WHAT THE EXERCISE ASKS
Locate and copy all lines bearing the word "JSON".

EXTRACTED ENTRIES
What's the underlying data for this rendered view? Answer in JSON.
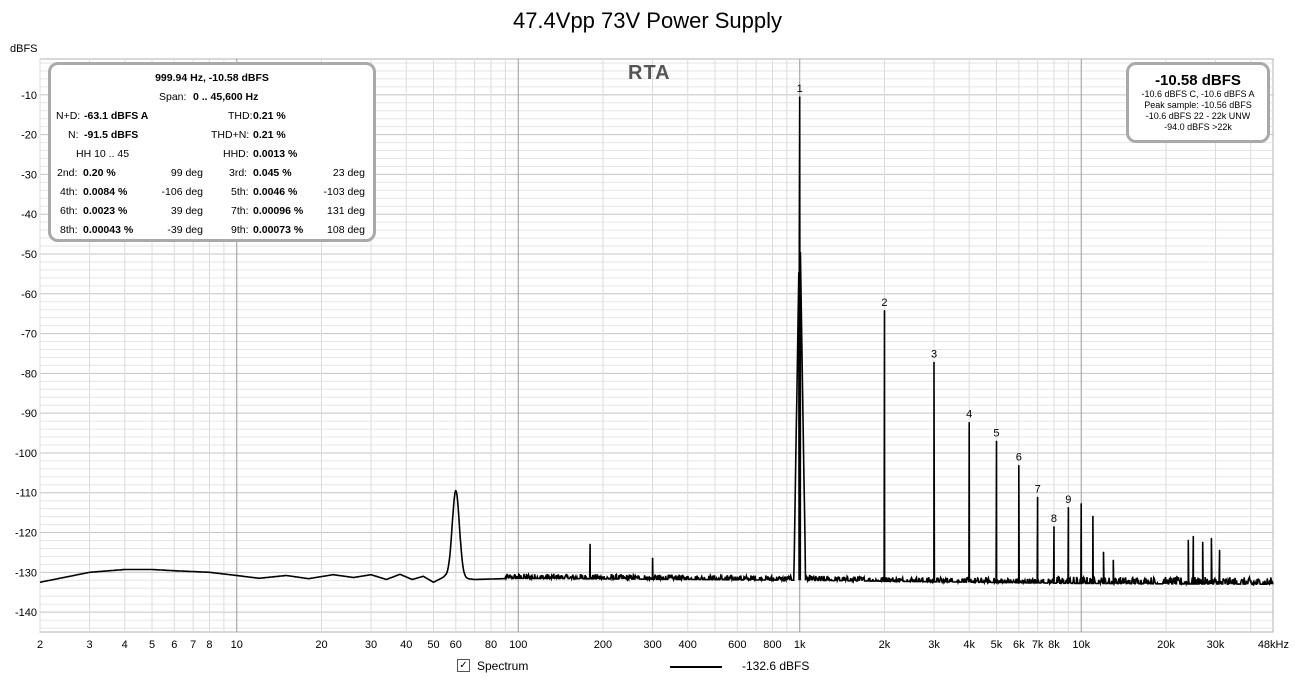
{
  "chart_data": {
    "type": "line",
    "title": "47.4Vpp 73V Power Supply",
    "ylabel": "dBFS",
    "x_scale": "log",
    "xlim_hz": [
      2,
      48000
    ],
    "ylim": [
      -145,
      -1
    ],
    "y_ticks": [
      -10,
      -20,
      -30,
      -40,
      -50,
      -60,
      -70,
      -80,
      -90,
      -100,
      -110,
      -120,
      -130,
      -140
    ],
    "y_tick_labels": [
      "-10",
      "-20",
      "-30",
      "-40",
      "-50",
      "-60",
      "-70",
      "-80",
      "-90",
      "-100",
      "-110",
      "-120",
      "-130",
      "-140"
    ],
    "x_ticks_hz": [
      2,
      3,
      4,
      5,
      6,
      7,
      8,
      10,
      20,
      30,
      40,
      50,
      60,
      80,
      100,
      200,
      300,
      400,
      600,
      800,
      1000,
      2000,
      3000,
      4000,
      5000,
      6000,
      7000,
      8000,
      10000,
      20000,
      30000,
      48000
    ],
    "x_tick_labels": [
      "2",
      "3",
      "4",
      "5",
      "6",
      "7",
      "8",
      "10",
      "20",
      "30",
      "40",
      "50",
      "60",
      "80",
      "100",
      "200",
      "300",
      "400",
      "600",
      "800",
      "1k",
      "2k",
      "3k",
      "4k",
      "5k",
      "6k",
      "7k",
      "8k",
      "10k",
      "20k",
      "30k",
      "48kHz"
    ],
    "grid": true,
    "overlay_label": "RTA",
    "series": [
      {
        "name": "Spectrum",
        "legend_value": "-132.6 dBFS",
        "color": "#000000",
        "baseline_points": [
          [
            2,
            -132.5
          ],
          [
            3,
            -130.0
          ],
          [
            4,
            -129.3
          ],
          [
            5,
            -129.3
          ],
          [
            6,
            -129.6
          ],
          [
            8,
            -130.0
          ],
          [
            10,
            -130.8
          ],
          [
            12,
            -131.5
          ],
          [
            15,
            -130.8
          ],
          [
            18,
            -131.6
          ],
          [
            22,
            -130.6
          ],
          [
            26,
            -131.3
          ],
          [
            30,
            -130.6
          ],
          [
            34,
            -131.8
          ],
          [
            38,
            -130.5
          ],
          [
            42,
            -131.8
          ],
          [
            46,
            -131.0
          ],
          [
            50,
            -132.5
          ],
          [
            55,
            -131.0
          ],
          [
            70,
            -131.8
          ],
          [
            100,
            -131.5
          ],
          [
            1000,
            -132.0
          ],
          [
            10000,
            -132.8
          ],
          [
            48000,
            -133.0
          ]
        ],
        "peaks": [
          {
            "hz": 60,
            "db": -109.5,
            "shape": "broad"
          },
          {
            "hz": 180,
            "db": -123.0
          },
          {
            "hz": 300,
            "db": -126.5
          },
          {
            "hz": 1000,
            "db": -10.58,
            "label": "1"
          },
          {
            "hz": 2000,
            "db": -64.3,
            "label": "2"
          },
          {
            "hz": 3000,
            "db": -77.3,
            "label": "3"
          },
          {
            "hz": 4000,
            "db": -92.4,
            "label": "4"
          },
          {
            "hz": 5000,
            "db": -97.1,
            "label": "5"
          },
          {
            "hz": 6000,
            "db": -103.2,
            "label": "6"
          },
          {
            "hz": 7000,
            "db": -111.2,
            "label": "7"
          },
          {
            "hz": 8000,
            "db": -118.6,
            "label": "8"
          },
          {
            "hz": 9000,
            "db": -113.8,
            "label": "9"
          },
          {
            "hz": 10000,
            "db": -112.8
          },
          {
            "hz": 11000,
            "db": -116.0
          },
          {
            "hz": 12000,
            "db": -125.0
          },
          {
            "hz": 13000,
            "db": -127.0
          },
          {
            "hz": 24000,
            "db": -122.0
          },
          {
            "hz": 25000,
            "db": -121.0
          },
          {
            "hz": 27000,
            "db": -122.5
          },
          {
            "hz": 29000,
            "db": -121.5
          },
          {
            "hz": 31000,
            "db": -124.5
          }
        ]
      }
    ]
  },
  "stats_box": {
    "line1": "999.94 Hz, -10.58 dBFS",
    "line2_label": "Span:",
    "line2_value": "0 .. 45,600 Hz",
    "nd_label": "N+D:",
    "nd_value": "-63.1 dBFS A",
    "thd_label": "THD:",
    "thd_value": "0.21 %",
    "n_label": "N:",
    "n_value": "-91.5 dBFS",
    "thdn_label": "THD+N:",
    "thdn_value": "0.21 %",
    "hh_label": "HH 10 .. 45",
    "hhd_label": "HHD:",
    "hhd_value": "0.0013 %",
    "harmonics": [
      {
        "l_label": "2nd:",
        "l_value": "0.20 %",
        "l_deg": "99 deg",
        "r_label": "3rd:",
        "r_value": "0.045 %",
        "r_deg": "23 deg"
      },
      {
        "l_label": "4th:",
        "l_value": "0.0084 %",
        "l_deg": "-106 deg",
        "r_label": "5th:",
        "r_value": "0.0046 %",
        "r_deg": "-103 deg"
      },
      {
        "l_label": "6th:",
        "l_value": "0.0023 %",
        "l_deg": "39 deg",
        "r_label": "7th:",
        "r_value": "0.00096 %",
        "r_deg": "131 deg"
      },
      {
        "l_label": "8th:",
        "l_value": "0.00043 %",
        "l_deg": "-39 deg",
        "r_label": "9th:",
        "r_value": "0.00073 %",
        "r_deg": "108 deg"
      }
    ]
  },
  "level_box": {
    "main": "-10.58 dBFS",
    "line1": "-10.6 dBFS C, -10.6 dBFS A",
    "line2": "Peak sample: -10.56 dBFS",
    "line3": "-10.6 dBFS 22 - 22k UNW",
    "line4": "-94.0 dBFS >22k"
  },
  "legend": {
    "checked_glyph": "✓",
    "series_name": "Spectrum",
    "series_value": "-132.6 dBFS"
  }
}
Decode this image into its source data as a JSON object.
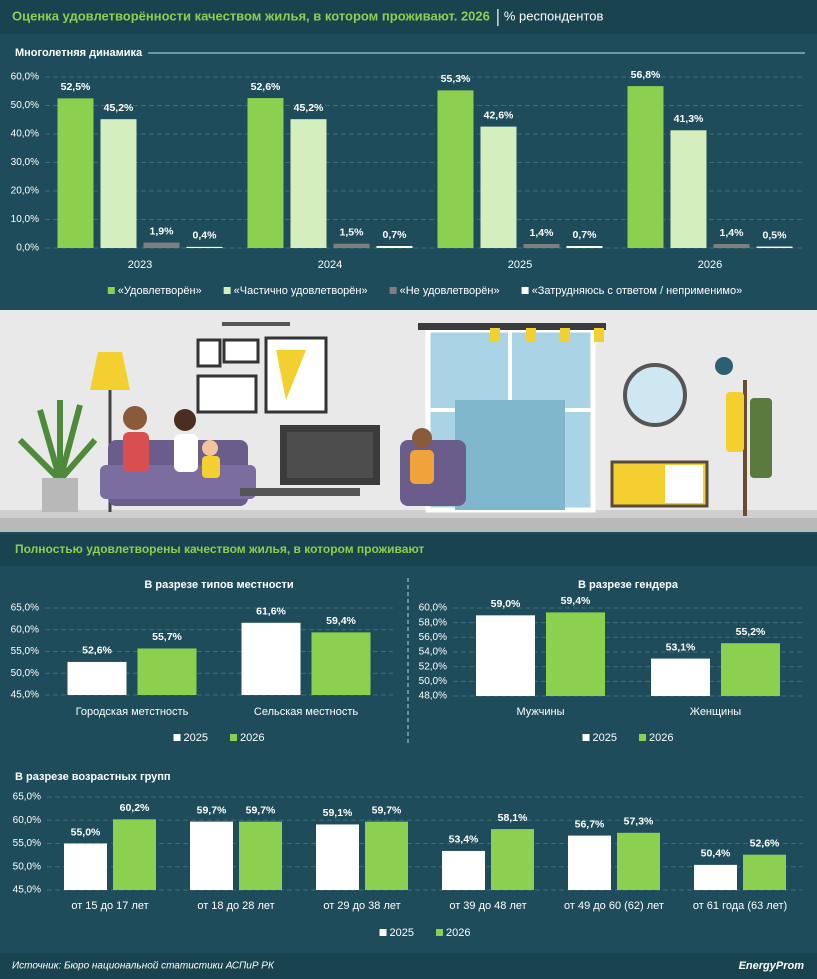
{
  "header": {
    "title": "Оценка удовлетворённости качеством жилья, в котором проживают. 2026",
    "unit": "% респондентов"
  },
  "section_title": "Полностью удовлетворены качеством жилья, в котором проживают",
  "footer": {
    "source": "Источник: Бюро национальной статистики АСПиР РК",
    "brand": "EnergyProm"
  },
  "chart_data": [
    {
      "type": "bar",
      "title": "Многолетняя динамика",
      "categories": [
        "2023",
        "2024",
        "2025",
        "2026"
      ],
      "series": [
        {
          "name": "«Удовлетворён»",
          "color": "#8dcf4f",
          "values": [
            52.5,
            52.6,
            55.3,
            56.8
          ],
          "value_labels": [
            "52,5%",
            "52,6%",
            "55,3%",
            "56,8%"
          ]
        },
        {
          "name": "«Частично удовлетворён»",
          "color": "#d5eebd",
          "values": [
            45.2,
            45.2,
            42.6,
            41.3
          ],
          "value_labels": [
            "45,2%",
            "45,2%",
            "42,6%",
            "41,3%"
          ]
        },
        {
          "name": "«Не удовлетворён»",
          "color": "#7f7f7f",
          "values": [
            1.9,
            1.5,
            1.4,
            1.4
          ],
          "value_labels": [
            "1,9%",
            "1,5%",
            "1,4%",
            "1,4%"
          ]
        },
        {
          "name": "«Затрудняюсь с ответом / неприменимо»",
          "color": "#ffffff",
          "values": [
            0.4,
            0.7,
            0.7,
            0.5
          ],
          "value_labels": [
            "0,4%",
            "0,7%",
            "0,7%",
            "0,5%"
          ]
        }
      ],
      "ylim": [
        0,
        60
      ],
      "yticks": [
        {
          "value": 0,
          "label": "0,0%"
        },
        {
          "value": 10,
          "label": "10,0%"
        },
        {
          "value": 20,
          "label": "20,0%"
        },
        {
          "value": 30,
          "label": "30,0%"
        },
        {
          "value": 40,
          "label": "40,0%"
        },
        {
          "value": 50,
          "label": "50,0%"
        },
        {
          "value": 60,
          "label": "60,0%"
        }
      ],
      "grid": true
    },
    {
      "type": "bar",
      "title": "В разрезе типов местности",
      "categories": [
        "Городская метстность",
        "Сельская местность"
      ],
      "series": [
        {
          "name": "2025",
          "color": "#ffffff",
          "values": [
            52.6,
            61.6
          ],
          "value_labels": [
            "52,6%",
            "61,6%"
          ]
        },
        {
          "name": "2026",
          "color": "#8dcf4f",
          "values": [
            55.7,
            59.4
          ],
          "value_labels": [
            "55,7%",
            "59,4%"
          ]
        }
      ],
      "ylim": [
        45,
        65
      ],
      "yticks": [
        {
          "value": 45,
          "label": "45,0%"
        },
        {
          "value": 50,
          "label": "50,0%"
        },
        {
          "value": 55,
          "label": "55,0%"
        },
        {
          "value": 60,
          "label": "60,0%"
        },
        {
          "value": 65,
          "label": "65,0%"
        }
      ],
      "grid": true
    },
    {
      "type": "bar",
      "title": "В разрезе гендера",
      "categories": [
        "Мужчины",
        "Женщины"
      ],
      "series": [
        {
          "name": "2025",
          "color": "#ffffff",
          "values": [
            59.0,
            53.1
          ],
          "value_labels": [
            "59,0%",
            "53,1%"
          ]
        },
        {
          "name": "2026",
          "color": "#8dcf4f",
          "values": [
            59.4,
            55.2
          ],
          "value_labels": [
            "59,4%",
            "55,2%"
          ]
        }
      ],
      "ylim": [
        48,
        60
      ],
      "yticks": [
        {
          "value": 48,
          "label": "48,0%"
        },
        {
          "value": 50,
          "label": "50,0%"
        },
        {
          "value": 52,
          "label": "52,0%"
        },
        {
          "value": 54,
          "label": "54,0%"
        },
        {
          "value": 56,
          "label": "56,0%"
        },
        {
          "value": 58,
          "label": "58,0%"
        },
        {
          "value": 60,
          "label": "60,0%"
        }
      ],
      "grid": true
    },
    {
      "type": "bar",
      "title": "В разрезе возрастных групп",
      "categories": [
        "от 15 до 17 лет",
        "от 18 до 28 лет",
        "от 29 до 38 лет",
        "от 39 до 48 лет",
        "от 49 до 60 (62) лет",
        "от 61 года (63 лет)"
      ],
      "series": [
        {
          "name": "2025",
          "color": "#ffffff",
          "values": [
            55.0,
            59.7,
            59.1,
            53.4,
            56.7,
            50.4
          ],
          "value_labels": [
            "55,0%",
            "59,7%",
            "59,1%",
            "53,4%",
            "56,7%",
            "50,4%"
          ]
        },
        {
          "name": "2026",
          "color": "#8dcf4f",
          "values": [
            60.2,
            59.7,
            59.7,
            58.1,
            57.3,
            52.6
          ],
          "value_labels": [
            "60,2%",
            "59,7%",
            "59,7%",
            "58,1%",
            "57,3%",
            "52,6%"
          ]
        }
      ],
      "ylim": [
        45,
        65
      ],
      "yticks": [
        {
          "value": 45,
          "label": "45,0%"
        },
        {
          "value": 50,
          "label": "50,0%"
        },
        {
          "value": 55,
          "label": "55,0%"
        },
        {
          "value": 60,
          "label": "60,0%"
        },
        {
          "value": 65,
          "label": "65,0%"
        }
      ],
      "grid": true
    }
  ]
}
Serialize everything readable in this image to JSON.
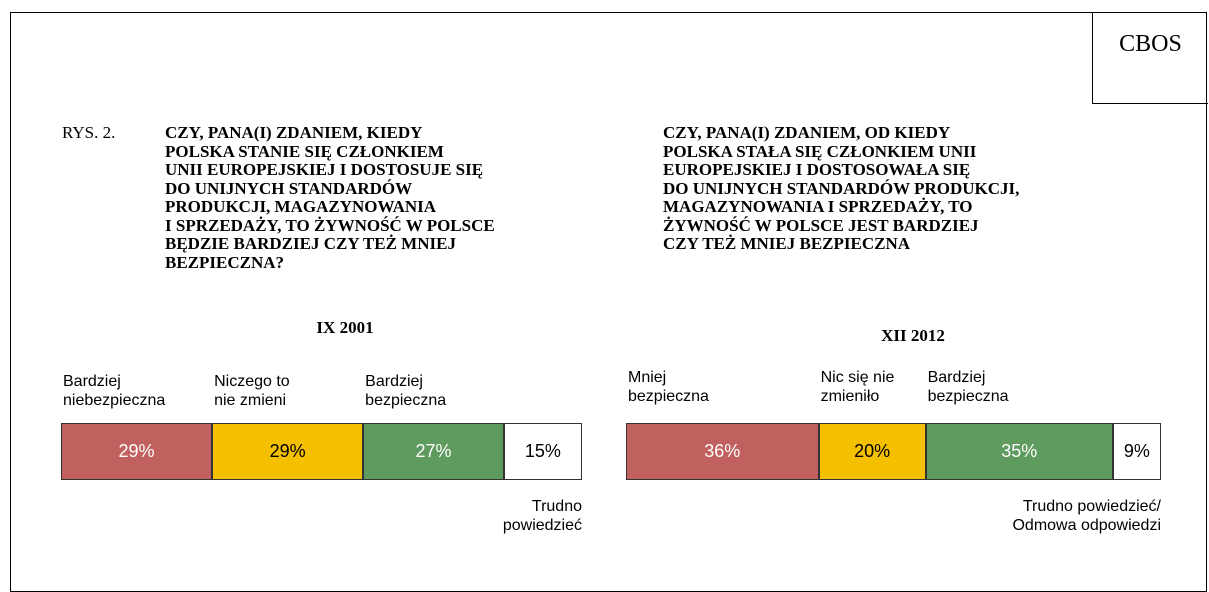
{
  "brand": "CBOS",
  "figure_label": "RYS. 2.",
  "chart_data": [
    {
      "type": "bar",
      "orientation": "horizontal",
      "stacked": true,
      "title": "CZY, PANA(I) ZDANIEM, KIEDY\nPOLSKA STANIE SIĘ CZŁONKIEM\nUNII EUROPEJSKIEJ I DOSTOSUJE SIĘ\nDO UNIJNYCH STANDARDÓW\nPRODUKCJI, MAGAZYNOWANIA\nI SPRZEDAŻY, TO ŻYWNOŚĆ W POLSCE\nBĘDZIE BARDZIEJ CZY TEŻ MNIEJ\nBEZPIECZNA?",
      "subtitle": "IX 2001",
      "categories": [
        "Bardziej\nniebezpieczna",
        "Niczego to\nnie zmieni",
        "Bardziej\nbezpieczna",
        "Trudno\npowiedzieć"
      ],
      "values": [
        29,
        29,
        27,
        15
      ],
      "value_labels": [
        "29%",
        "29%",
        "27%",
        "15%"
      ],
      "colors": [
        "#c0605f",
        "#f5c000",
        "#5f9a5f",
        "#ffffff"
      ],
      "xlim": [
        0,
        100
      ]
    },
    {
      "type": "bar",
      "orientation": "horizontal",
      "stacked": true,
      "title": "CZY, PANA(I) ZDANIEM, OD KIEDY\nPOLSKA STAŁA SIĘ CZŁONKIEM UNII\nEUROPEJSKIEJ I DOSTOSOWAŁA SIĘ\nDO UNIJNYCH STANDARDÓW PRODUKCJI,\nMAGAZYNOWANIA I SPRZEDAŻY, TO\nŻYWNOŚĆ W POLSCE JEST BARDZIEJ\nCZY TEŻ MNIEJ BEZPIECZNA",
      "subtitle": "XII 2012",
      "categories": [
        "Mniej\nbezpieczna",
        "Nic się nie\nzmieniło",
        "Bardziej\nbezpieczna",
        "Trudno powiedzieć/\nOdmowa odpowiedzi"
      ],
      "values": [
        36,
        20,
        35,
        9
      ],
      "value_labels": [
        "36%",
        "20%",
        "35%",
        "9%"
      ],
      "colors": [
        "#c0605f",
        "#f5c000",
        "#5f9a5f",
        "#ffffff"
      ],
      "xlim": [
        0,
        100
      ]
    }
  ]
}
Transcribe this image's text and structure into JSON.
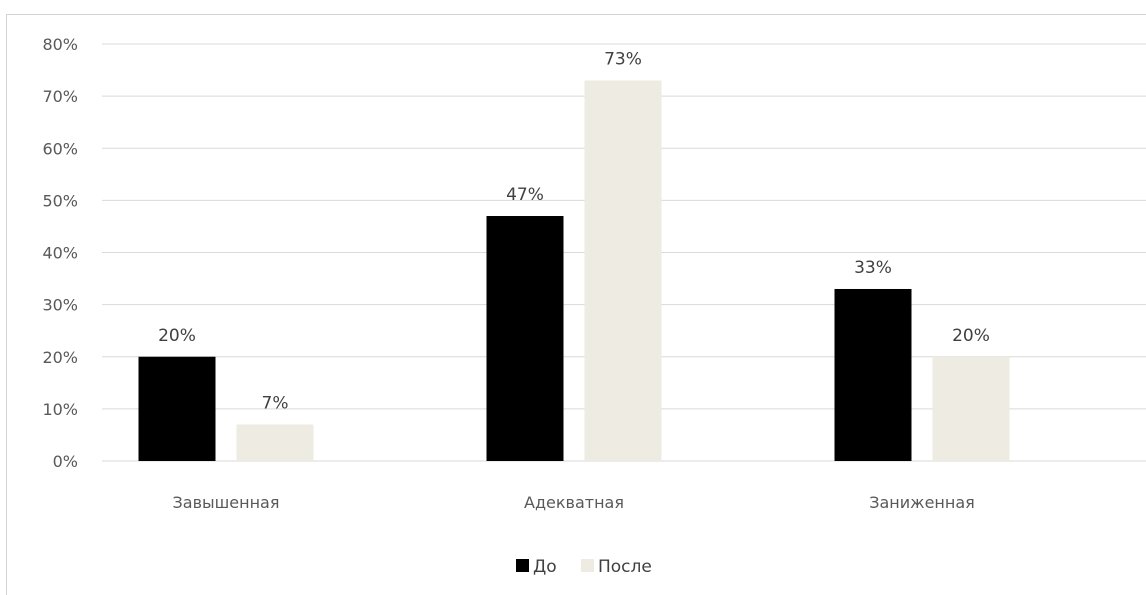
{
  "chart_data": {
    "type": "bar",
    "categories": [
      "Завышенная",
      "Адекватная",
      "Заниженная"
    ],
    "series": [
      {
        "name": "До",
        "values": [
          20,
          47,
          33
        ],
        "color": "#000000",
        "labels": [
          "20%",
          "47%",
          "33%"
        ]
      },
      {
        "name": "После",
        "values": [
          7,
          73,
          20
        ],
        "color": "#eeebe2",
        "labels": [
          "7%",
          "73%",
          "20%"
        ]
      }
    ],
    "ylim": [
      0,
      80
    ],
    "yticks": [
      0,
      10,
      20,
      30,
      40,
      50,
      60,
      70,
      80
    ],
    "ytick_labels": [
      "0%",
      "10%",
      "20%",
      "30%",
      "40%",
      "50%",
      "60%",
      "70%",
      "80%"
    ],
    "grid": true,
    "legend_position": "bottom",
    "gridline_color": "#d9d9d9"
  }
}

SOLUTION FOR THIS EXERCISE
What's the underlying data for this rendered view? Answer in JSON.
Decode this image into its source data as a JSON object.
Serialize everything readable in this image to JSON.
Transcribe this image's text and structure into JSON.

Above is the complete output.